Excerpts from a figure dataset

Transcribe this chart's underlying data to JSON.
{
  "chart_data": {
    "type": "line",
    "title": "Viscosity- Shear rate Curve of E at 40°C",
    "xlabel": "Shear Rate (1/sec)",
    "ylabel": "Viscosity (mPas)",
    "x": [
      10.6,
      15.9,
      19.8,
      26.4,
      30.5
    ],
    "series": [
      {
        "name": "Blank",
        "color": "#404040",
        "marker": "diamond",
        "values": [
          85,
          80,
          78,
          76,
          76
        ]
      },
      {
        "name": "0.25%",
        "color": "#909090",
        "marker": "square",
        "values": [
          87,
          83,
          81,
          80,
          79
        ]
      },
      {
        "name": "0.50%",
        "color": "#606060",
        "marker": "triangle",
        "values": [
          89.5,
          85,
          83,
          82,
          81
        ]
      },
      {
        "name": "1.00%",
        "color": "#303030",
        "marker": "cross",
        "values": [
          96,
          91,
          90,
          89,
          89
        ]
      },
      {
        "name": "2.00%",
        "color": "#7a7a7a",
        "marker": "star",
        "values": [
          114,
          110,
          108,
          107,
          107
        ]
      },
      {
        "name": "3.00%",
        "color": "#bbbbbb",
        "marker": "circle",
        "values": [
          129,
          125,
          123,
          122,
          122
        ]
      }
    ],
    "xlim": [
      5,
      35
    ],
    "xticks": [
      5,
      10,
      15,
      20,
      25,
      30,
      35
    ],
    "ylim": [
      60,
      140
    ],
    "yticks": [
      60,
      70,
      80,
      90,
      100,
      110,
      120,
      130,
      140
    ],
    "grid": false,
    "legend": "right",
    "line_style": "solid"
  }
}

● TO BE DONE:
Identify and copy lines that hold the string "name".

● ANSWER BELOW:
        "name": "Blank",
        "name": "0.25%",
        "name": "0.50%",
        "name": "1.00%",
        "name": "2.00%",
        "name": "3.00%",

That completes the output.